* **PROVIDED DATA**:
——————

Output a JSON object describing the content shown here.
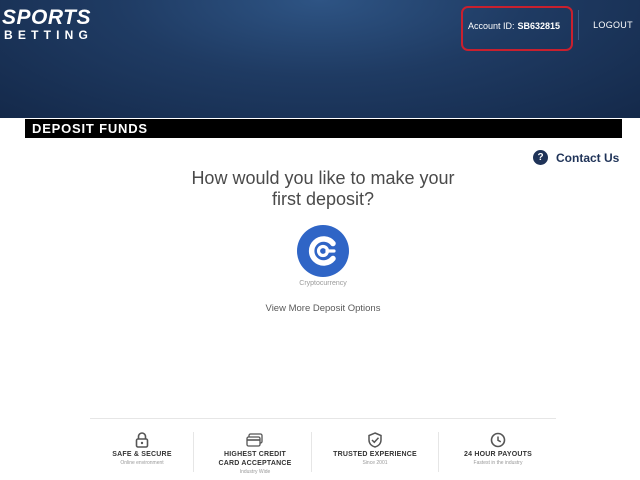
{
  "header": {
    "logo_top": "SPORTS",
    "logo_bottom": "BETTING",
    "account_label": "Account ID:",
    "account_id": "SB632815",
    "logout_label": "LOGOUT"
  },
  "page": {
    "section_title": "DEPOSIT FUNDS",
    "contact_icon": "?",
    "contact_label": "Contact Us",
    "question_line1": "How would you like to make your",
    "question_line2": "first deposit?",
    "option_label": "Cryptocurrency",
    "more_options_label": "View More Deposit Options"
  },
  "features": [
    {
      "icon": "lock-icon",
      "title": "SAFE & SECURE",
      "subtitle": "Online environment"
    },
    {
      "icon": "credit-card-icon",
      "title_line1": "HIGHEST CREDIT",
      "title_line2": "CARD ACCEPTANCE",
      "subtitle": "Industry Wide"
    },
    {
      "icon": "shield-check-icon",
      "title": "TRUSTED EXPERIENCE",
      "subtitle": "Since 2001"
    },
    {
      "icon": "clock-icon",
      "title": "24 HOUR PAYOUTS",
      "subtitle": "Fastest in the industry"
    }
  ],
  "colors": {
    "header_blue": "#1f3b63",
    "highlight_red": "#c8202e",
    "crypto_blue": "#2f65c6",
    "contact_navy": "#1f3358"
  }
}
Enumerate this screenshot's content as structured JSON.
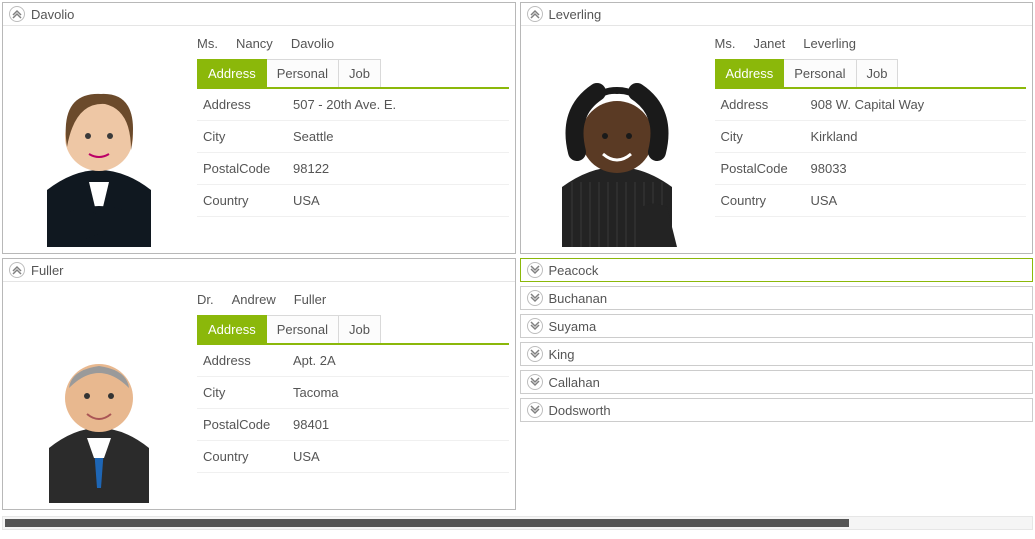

——————

* **GIVEN TASK**: Reproduce every line above as written, skipping pictures.

* **REPLY TO THE TASK**:
Output a JSON object describing the content shown here.
{
  "header": {
    "logo_top": "SPORTS",
    "logo_bottom": "BETTING",
    "account_label": "Account ID:",
    "account_id": "SB632815",
    "logout_label": "LOGOUT"
  },
  "page": {
    "section_title": "DEPOSIT FUNDS",
    "contact_icon": "?",
    "contact_label": "Contact Us",
    "question_line1": "How would you like to make your",
    "question_line2": "first deposit?",
    "option_label": "Cryptocurrency",
    "more_options_label": "View More Deposit Options"
  },
  "features": [
    {
      "icon": "lock-icon",
      "title": "SAFE & SECURE",
      "subtitle": "Online environment"
    },
    {
      "icon": "credit-card-icon",
      "title_line1": "HIGHEST CREDIT",
      "title_line2": "CARD ACCEPTANCE",
      "subtitle": "Industry Wide"
    },
    {
      "icon": "shield-check-icon",
      "title": "TRUSTED EXPERIENCE",
      "subtitle": "Since 2001"
    },
    {
      "icon": "clock-icon",
      "title": "24 HOUR PAYOUTS",
      "subtitle": "Fastest in the industry"
    }
  ],
  "colors": {
    "header_blue": "#1f3b63",
    "highlight_red": "#c8202e",
    "crypto_blue": "#2f65c6",
    "contact_navy": "#1f3358"
  }
}
Enumerate this screenshot's content as structured JSON.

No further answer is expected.